Aim: Search the material for the word "label" and copy each line that holds it.

Items from a dataset:
--------------------
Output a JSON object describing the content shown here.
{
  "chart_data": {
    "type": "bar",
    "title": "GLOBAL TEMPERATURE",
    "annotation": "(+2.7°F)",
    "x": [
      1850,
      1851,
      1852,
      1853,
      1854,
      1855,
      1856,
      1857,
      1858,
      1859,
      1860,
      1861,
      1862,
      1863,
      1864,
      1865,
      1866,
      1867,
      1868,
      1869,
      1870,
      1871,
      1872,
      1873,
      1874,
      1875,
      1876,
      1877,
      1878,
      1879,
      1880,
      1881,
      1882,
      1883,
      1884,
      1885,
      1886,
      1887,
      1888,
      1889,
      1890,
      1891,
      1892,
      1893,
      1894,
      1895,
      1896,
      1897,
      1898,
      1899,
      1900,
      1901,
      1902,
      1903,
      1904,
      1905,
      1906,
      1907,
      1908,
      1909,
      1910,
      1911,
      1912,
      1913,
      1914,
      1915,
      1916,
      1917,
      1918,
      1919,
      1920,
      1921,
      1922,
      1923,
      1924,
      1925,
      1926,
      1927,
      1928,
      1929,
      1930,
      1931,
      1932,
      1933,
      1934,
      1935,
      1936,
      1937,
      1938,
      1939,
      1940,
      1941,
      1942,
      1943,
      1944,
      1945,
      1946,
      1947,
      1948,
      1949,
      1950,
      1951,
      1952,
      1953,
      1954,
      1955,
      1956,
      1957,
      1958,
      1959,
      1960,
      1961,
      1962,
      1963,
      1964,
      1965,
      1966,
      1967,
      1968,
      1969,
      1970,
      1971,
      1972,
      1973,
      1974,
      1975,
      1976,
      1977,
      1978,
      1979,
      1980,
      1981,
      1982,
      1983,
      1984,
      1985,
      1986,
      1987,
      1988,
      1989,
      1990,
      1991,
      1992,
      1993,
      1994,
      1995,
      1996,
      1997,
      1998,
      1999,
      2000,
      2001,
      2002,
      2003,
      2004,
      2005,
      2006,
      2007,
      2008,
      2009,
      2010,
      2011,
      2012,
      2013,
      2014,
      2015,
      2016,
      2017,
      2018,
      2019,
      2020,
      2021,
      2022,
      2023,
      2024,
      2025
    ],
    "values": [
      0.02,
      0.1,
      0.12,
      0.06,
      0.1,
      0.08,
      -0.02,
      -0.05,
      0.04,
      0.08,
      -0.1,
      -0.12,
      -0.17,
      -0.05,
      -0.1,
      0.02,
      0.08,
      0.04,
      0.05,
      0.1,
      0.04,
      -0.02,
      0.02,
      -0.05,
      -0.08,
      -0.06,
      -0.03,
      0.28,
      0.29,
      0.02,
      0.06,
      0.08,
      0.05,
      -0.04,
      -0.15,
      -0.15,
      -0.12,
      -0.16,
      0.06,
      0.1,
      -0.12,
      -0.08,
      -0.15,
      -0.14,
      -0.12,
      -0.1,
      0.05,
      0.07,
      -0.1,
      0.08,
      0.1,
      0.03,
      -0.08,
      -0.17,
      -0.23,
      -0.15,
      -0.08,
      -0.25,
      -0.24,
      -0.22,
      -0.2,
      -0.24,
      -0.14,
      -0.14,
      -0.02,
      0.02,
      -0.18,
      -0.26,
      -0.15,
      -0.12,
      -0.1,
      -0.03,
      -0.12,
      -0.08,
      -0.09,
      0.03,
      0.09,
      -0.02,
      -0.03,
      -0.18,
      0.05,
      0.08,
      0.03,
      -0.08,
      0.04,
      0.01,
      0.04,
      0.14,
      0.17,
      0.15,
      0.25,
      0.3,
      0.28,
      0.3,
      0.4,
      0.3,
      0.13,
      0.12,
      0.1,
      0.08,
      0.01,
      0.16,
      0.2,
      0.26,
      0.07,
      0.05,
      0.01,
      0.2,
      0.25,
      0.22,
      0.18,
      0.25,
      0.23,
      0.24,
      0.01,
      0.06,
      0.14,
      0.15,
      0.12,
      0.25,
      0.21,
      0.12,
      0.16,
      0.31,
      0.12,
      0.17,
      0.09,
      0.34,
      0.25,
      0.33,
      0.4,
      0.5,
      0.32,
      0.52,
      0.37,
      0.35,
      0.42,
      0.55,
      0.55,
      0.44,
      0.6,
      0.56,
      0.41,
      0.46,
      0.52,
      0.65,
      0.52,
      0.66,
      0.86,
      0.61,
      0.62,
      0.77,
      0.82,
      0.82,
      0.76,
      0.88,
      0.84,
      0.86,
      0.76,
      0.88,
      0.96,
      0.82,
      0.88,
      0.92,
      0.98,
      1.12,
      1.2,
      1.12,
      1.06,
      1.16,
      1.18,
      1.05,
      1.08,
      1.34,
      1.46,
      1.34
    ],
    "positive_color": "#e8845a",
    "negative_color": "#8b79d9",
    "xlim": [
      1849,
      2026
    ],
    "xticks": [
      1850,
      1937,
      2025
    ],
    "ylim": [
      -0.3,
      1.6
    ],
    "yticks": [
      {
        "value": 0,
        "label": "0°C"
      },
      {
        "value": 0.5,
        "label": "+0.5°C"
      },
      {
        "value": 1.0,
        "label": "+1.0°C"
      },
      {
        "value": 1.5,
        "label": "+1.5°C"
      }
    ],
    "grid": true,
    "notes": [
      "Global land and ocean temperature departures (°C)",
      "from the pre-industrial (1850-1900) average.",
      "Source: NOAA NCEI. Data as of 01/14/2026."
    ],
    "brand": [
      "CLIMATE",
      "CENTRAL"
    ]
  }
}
--------------------
Reply:
        "label": "0°C"
        "label": "+0.5°C"
        "label": "+1.0°C"
        "label": "+1.5°C"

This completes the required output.